### [Set task]
Select the lines of the records containing the word "value" and list them.

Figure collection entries
━━━
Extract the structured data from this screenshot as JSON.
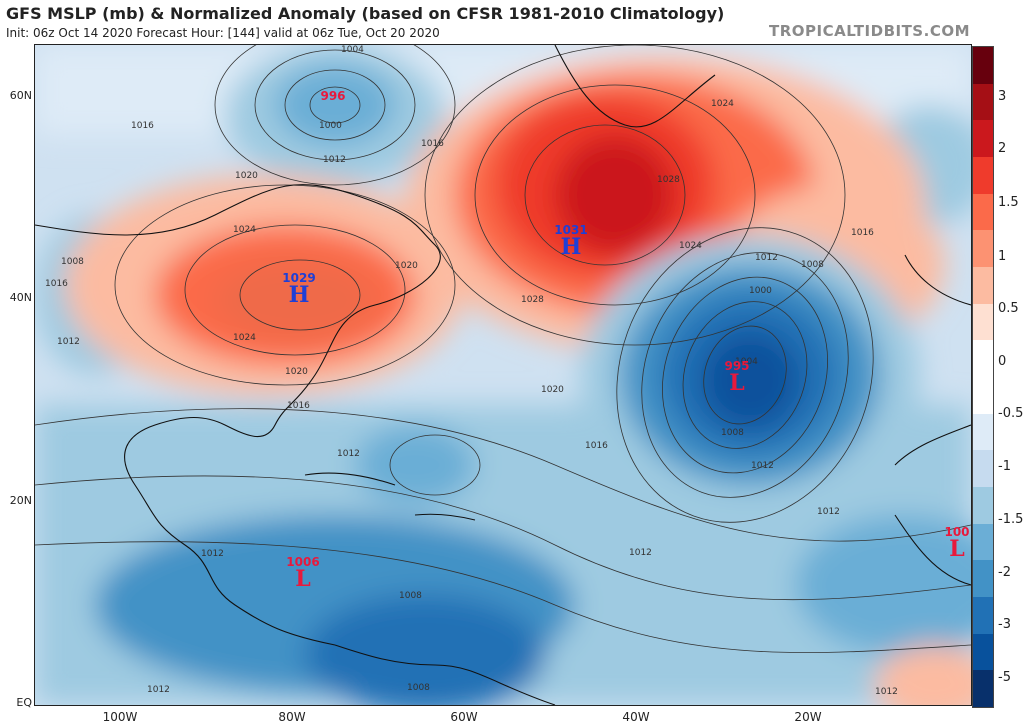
{
  "header": {
    "title": "GFS MSLP (mb) & Normalized Anomaly (based on CFSR 1981-2010 Climatology)",
    "subtitle": "Init: 06z Oct 14 2020   Forecast Hour: [144]   valid at 06z Tue, Oct 20 2020",
    "brand": "TROPICALTIDBITS.COM"
  },
  "axes": {
    "lat_labels": [
      "60N",
      "40N",
      "20N",
      "EQ"
    ],
    "lon_labels": [
      "100W",
      "80W",
      "60W",
      "40W",
      "20W"
    ]
  },
  "colorbar": {
    "labels": [
      "3",
      "2",
      "1.5",
      "1",
      "0.5",
      "0",
      "-0.5",
      "-1",
      "-1.5",
      "-2",
      "-3",
      "-5"
    ],
    "colors": [
      "#67000d",
      "#a50f15",
      "#cb181d",
      "#ef3b2c",
      "#fb6a4a",
      "#fc9272",
      "#fcbba1",
      "#fee0d2",
      "#ffffff",
      "#ffffff",
      "#deebf7",
      "#c6dbef",
      "#9ecae1",
      "#6baed6",
      "#4292c6",
      "#2171b5",
      "#08519c",
      "#08306b"
    ]
  },
  "systems": [
    {
      "type": "L",
      "value": "996",
      "color": "#e8193c"
    },
    {
      "type": "H",
      "value": "1031",
      "color": "#1f3fd6"
    },
    {
      "type": "H",
      "value": "1029",
      "color": "#1f3fd6"
    },
    {
      "type": "L",
      "value": "995",
      "color": "#e8193c"
    },
    {
      "type": "L",
      "value": "1006",
      "color": "#e8193c"
    },
    {
      "type": "L",
      "value": "100",
      "color": "#e8193c"
    }
  ],
  "isobar_labels": [
    "1004",
    "1000",
    "1012",
    "1016",
    "1016",
    "1020",
    "1024",
    "1024",
    "1028",
    "1028",
    "1024",
    "1016",
    "1012",
    "1008",
    "1000",
    "1004",
    "1012",
    "1008",
    "1012",
    "1016",
    "1020",
    "1024",
    "1020",
    "1016",
    "1012",
    "1016",
    "1012",
    "1012",
    "1012",
    "1012",
    "1008",
    "1008",
    "1012",
    "1008",
    "1020"
  ]
}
━━━
### [Task solution]
      "value": "996",
      "value": "1031",
      "value": "1029",
      "value": "995",
      "value": "1006",
      "value": "100",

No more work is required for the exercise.